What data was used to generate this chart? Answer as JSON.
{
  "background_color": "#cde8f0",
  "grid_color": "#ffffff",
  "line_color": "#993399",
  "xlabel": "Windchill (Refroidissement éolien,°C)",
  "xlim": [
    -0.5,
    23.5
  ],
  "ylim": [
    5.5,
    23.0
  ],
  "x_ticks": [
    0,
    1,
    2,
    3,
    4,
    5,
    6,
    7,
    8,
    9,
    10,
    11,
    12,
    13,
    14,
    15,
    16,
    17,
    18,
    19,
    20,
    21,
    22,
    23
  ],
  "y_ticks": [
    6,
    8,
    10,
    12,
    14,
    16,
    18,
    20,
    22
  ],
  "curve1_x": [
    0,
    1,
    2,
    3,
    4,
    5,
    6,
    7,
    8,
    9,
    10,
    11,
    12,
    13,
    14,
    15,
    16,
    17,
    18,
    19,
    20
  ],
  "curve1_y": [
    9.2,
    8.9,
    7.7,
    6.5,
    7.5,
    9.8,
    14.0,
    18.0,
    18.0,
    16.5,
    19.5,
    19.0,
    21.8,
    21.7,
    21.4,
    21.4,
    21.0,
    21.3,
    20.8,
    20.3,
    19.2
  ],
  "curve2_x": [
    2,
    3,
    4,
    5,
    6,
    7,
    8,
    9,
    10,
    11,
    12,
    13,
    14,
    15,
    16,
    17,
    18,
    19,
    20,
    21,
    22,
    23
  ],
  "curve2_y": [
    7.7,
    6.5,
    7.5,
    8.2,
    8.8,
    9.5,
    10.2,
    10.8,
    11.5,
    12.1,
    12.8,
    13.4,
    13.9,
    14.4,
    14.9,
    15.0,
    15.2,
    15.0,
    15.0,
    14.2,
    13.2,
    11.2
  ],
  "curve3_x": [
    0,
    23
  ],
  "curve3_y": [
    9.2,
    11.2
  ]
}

EXERCISE GOAL: Reproduce all the records precisely.

TASK OUTPUT:
What data was used to generate this chart? Answer as JSON.
{
  "background_color": "#cde8f0",
  "grid_color": "#ffffff",
  "line_color": "#993399",
  "xlabel": "Windchill (Refroidissement éolien,°C)",
  "xlim": [
    -0.5,
    23.5
  ],
  "ylim": [
    5.5,
    23.0
  ],
  "x_ticks": [
    0,
    1,
    2,
    3,
    4,
    5,
    6,
    7,
    8,
    9,
    10,
    11,
    12,
    13,
    14,
    15,
    16,
    17,
    18,
    19,
    20,
    21,
    22,
    23
  ],
  "y_ticks": [
    6,
    8,
    10,
    12,
    14,
    16,
    18,
    20,
    22
  ],
  "curve1_x": [
    0,
    1,
    2,
    3,
    4,
    5,
    6,
    7,
    8,
    9,
    10,
    11,
    12,
    13,
    14,
    15,
    16,
    17,
    18,
    19,
    20
  ],
  "curve1_y": [
    9.2,
    8.9,
    7.7,
    6.5,
    7.5,
    9.8,
    14.0,
    18.0,
    18.0,
    16.5,
    19.5,
    19.0,
    21.8,
    21.7,
    21.4,
    21.4,
    21.0,
    21.3,
    20.8,
    20.3,
    19.2
  ],
  "curve2_x": [
    2,
    3,
    4,
    5,
    6,
    7,
    8,
    9,
    10,
    11,
    12,
    13,
    14,
    15,
    16,
    17,
    18,
    19,
    20,
    21,
    22,
    23
  ],
  "curve2_y": [
    7.7,
    6.5,
    7.5,
    8.2,
    8.8,
    9.5,
    10.2,
    10.8,
    11.5,
    12.1,
    12.8,
    13.4,
    13.9,
    14.4,
    14.9,
    15.0,
    15.2,
    15.0,
    15.0,
    14.2,
    13.2,
    11.2
  ],
  "curve3_x": [
    0,
    23
  ],
  "curve3_y": [
    9.2,
    11.2
  ]
}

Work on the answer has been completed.